• Set exercise: Pull out every line in the data that has the string "Rural" in it.
# Available data start
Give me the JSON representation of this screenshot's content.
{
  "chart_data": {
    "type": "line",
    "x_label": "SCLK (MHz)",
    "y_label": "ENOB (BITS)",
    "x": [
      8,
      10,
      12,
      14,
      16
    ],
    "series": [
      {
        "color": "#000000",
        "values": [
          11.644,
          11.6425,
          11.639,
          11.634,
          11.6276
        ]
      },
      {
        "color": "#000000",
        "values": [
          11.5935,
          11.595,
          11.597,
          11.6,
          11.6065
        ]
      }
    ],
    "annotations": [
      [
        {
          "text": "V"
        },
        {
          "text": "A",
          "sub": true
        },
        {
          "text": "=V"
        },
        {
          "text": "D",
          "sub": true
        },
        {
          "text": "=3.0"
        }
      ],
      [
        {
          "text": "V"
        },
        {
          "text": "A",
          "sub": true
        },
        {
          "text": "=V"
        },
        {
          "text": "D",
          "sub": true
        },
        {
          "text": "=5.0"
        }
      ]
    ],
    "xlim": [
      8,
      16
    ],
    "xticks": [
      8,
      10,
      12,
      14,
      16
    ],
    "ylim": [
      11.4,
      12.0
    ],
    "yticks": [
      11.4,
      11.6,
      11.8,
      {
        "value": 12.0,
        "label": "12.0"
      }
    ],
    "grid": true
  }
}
# Available data end
# Available data start
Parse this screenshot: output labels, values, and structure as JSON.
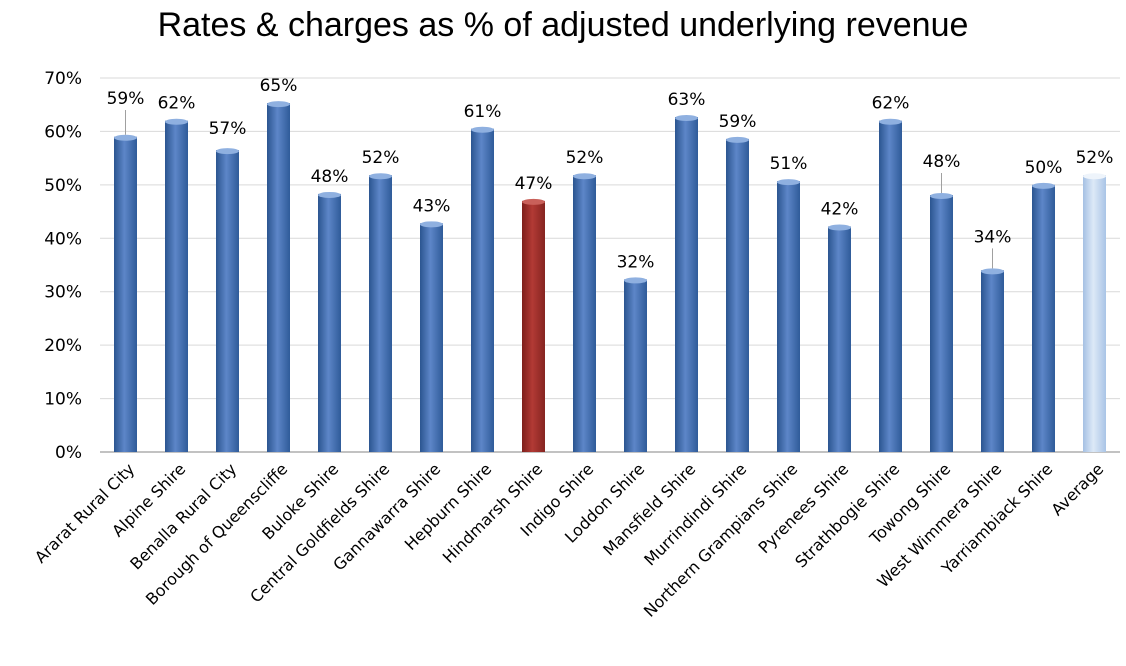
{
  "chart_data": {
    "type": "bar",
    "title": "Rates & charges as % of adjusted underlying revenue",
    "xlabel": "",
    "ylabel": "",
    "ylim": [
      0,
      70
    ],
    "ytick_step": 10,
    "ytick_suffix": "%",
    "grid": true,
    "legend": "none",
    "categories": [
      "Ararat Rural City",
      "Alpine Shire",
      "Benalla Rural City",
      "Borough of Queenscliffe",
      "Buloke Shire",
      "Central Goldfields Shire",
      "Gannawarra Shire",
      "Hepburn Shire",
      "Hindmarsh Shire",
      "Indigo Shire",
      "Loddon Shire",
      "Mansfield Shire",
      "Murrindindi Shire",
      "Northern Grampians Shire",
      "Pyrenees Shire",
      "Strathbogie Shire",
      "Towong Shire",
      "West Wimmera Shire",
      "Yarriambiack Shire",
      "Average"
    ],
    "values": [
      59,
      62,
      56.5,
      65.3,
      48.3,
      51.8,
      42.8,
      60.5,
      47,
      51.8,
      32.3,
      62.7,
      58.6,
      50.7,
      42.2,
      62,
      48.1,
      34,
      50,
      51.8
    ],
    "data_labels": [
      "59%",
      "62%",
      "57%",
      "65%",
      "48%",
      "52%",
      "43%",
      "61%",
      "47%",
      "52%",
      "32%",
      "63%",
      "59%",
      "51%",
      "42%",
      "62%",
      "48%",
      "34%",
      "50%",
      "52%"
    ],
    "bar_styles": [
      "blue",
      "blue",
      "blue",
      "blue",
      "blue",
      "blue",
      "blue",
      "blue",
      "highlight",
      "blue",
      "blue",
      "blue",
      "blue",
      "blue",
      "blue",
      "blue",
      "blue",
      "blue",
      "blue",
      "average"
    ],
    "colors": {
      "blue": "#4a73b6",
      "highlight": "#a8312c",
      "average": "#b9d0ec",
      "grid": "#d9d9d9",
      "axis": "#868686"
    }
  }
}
# Available data end
# Available data start
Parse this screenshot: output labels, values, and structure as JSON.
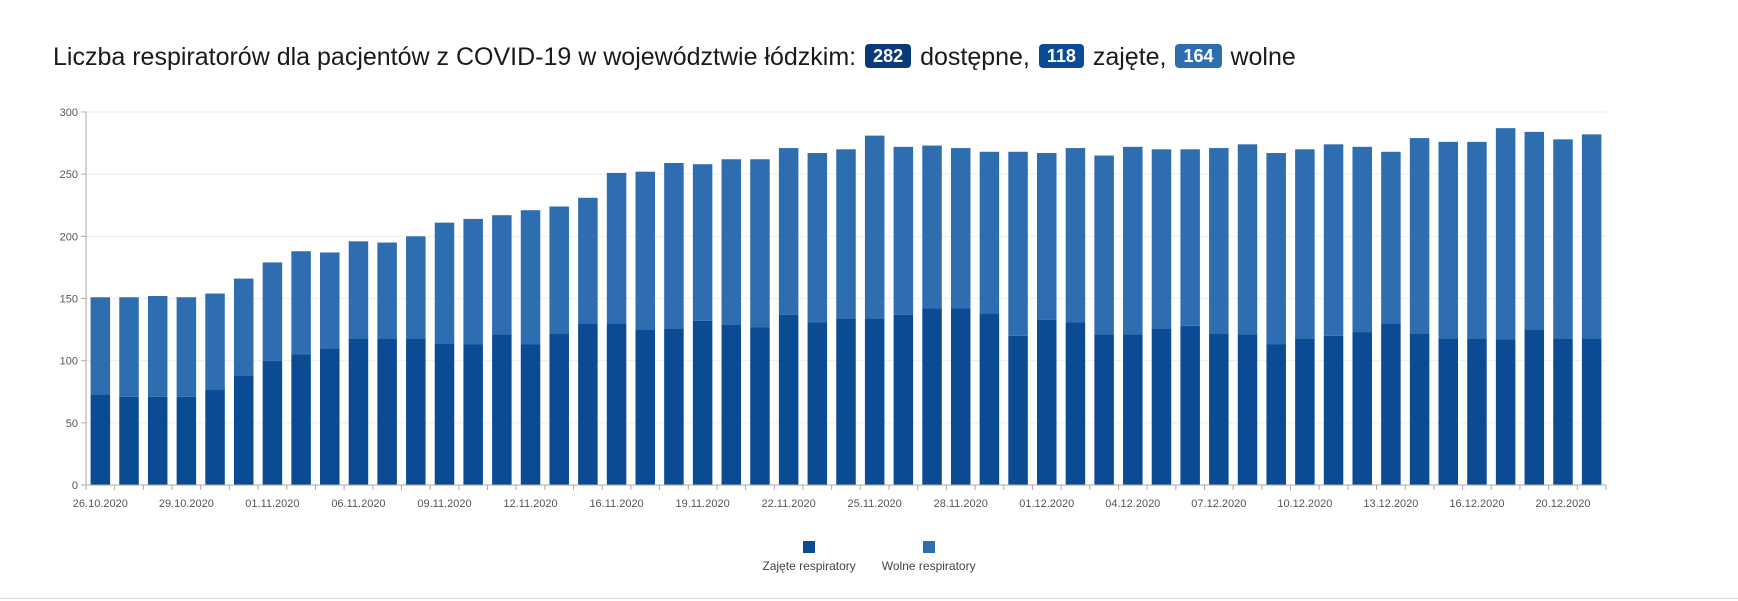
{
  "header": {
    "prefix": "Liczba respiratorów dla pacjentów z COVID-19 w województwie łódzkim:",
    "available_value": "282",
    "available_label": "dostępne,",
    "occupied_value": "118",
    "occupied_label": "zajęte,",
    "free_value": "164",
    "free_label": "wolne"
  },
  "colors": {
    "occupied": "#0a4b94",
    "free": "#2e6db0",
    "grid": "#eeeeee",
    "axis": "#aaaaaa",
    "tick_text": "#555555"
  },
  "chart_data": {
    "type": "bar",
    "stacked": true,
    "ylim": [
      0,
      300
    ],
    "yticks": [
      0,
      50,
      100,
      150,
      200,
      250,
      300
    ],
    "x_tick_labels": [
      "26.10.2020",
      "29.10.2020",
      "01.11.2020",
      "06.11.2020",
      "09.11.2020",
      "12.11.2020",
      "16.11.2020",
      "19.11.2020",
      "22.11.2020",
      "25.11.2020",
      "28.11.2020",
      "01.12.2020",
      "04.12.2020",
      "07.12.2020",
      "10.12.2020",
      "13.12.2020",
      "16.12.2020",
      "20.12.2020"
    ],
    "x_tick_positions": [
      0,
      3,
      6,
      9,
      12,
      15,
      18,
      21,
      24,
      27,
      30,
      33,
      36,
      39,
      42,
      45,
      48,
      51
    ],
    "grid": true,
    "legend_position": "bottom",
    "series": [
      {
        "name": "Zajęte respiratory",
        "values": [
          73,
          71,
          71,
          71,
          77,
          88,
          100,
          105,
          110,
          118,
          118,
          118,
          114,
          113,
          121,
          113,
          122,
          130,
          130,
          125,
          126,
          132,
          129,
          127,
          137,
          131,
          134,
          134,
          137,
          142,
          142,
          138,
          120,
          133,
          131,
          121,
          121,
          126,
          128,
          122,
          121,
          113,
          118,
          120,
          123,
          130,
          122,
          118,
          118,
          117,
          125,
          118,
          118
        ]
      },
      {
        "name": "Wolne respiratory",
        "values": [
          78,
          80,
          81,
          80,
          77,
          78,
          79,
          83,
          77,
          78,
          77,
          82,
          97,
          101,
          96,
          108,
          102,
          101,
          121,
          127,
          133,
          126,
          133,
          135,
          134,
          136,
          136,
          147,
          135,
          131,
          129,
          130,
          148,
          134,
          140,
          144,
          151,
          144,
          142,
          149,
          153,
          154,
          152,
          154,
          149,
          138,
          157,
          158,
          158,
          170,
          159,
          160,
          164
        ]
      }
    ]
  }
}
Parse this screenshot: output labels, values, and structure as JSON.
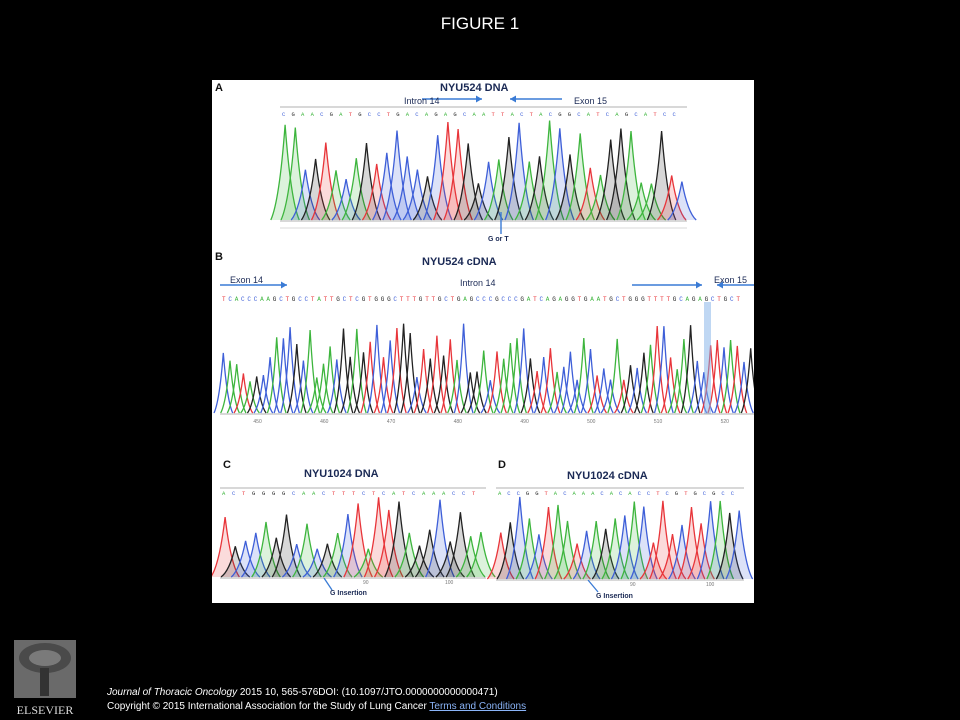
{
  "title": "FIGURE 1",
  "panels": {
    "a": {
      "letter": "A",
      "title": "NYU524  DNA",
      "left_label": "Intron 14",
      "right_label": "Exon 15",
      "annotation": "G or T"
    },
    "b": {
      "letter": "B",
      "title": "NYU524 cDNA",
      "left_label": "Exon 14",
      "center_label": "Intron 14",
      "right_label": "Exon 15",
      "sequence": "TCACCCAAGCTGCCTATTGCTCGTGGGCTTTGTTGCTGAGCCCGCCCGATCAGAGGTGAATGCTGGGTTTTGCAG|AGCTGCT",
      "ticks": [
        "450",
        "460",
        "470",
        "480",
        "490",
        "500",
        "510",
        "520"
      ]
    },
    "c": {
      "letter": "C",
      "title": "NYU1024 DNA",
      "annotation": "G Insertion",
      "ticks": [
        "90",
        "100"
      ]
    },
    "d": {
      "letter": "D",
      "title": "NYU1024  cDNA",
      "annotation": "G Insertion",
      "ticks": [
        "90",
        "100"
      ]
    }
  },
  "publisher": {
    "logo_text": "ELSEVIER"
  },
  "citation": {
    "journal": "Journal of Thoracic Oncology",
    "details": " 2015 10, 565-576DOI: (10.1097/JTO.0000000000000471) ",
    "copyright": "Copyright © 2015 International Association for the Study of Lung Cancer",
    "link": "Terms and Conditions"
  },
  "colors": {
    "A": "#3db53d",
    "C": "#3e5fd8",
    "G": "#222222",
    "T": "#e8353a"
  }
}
# Available data end
• Correct result:
      "Ararat Rural City",
      "Benalla Rural City",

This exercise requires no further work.